> [Dataset entries]
———
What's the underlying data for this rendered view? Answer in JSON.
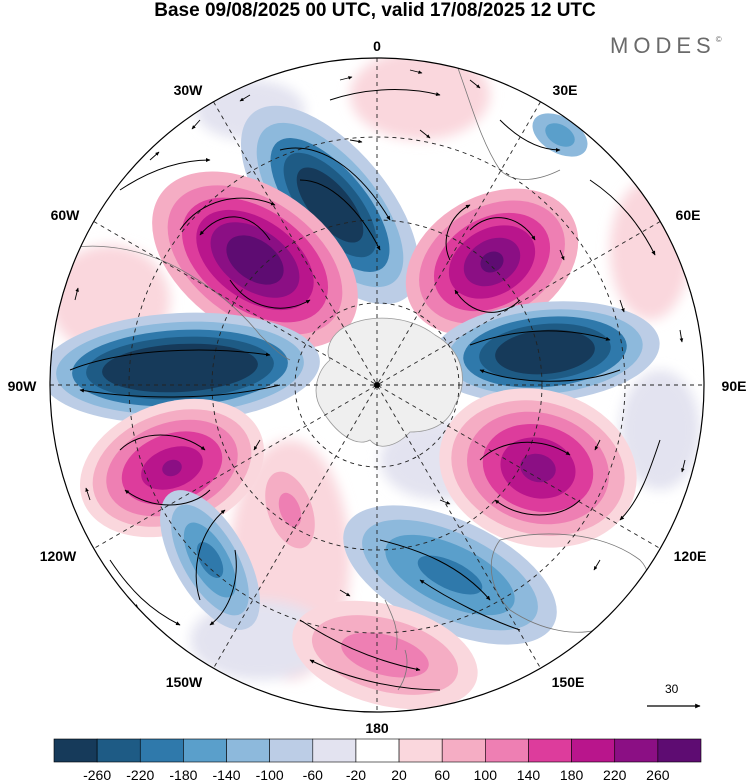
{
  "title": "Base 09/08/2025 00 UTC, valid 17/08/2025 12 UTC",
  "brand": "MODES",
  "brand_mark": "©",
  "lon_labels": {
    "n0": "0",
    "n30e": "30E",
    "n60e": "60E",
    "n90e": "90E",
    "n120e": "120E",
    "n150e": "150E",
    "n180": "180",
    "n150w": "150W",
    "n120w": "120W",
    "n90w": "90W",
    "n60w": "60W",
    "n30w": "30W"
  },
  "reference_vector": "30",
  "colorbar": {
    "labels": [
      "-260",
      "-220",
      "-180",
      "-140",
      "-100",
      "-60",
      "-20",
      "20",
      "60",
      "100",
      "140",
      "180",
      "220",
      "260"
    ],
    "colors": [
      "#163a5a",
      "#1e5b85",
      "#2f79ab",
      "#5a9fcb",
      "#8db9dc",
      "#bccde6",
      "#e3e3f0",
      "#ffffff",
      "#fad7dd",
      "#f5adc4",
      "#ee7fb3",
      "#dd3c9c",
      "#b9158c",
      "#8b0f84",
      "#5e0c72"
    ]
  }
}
———
Leaving all pictures aside, quote each record exactly.

> [Exercise solution]
What's the underlying data for this rendered view? Answer in JSON.
{
  "title": "Base 09/08/2025 00 UTC, valid 17/08/2025 12 UTC",
  "brand": "MODES",
  "brand_mark": "©",
  "lon_labels": {
    "n0": "0",
    "n30e": "30E",
    "n60e": "60E",
    "n90e": "90E",
    "n120e": "120E",
    "n150e": "150E",
    "n180": "180",
    "n150w": "150W",
    "n120w": "120W",
    "n90w": "90W",
    "n60w": "60W",
    "n30w": "30W"
  },
  "reference_vector": "30",
  "colorbar": {
    "labels": [
      "-260",
      "-220",
      "-180",
      "-140",
      "-100",
      "-60",
      "-20",
      "20",
      "60",
      "100",
      "140",
      "180",
      "220",
      "260"
    ],
    "colors": [
      "#163a5a",
      "#1e5b85",
      "#2f79ab",
      "#5a9fcb",
      "#8db9dc",
      "#bccde6",
      "#e3e3f0",
      "#ffffff",
      "#fad7dd",
      "#f5adc4",
      "#ee7fb3",
      "#dd3c9c",
      "#b9158c",
      "#8b0f84",
      "#5e0c72"
    ]
  }
}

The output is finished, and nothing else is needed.